[BEGIN EXTRACTED ENTRIES]

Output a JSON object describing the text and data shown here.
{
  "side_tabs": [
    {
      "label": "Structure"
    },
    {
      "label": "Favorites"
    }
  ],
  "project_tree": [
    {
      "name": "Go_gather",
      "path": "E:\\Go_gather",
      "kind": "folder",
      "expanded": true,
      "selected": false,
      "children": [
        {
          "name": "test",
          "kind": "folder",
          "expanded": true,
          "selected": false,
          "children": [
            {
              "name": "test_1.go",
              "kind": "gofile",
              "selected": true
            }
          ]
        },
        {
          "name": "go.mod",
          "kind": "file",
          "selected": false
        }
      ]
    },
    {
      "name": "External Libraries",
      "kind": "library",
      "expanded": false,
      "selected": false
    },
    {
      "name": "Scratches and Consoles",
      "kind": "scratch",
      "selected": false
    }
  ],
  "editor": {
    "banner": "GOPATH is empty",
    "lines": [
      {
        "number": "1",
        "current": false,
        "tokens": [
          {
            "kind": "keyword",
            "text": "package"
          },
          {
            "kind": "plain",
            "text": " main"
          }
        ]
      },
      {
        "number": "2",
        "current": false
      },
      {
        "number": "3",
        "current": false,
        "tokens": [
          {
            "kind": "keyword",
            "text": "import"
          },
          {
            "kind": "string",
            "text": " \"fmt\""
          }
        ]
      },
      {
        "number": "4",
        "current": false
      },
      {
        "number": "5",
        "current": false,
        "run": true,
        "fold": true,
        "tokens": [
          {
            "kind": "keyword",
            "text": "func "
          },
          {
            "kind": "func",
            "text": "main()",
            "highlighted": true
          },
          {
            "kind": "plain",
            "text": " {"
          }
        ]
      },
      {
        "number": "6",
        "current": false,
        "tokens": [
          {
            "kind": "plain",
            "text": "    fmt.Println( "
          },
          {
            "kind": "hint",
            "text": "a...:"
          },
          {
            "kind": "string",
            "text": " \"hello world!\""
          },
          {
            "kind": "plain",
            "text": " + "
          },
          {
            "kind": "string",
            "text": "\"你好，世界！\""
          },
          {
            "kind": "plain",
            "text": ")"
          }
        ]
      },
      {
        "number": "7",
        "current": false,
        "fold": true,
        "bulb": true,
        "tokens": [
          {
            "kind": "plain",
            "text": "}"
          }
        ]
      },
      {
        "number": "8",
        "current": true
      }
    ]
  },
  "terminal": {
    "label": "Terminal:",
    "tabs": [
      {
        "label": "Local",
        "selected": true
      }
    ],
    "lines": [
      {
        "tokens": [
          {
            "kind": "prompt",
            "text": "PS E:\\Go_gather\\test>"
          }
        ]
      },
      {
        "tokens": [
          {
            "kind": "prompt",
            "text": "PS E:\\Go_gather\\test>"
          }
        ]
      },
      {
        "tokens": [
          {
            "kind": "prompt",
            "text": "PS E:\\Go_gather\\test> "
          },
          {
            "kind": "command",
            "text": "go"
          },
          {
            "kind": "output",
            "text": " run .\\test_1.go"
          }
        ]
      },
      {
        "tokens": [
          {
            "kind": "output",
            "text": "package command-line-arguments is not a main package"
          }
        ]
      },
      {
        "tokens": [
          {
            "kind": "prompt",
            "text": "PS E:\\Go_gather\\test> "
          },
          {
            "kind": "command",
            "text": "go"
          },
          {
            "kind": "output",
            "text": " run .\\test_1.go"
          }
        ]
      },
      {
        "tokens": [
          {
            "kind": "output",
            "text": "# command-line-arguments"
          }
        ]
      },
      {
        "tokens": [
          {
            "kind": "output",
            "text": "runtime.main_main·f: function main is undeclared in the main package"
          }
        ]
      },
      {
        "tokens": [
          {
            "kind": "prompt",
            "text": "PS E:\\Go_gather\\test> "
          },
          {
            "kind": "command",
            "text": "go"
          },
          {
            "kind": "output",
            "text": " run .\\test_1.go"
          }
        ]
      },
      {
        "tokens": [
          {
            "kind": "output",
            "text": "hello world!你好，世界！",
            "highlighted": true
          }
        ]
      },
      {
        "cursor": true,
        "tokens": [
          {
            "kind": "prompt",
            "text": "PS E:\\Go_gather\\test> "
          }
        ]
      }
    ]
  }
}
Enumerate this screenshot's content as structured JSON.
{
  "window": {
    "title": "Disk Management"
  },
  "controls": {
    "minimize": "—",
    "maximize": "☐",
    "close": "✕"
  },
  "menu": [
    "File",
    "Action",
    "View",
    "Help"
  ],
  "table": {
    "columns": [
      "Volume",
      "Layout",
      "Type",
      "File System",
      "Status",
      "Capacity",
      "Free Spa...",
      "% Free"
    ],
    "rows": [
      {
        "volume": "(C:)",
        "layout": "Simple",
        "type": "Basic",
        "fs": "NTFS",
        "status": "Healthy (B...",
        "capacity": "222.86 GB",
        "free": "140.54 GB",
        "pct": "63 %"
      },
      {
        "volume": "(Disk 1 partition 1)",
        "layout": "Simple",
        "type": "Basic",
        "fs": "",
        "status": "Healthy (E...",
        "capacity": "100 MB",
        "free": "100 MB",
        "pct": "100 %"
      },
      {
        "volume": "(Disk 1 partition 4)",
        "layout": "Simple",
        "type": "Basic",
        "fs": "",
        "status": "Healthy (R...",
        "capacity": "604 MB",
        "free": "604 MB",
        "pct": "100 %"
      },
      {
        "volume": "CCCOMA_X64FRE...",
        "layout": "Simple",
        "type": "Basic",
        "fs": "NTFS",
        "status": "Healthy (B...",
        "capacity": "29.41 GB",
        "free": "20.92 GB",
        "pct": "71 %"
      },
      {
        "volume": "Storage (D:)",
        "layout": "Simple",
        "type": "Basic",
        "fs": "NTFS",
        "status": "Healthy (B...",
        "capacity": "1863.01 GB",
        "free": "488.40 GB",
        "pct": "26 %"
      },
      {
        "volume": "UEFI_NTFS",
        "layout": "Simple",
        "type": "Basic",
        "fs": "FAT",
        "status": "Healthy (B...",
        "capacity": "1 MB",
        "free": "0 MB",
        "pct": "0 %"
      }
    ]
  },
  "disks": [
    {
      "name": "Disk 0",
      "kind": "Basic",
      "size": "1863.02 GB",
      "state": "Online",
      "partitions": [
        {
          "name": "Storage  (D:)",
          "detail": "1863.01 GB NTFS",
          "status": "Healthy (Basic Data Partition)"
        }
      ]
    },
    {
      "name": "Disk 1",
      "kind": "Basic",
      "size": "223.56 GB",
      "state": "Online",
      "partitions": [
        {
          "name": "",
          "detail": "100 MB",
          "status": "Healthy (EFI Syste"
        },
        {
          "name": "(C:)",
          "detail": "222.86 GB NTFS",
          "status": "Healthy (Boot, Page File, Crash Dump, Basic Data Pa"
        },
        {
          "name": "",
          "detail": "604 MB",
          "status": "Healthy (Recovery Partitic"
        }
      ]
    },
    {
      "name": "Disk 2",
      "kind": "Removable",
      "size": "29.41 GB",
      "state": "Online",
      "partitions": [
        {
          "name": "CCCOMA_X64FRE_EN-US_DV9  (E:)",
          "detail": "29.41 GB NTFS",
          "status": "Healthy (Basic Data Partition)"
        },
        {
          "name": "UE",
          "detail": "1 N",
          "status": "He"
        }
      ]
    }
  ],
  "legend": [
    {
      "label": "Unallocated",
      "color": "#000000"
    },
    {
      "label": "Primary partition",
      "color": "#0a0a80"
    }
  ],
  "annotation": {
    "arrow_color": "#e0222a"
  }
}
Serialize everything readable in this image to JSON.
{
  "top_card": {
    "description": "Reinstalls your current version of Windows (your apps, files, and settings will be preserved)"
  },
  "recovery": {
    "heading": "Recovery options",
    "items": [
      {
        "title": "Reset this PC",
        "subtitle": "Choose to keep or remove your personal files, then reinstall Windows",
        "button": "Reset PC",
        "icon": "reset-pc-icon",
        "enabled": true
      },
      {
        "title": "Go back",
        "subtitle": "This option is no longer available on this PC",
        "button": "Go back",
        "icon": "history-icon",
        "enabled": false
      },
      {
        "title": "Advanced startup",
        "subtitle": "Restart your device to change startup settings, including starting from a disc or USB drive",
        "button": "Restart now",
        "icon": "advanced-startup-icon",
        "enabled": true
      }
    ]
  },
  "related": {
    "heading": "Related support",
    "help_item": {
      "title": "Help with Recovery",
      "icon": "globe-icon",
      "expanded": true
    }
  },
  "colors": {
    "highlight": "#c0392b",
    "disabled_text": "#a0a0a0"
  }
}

[END EXTRACTED ENTRIES]

### REQUIREMENT:
From the listing above, return each line with the word "startup".

### RESULT OF THIS EXERCISE:
        "title": "Advanced startup",
        "subtitle": "Restart your device to change startup settings, including starting from a disc or USB drive",
        "icon": "advanced-startup-icon",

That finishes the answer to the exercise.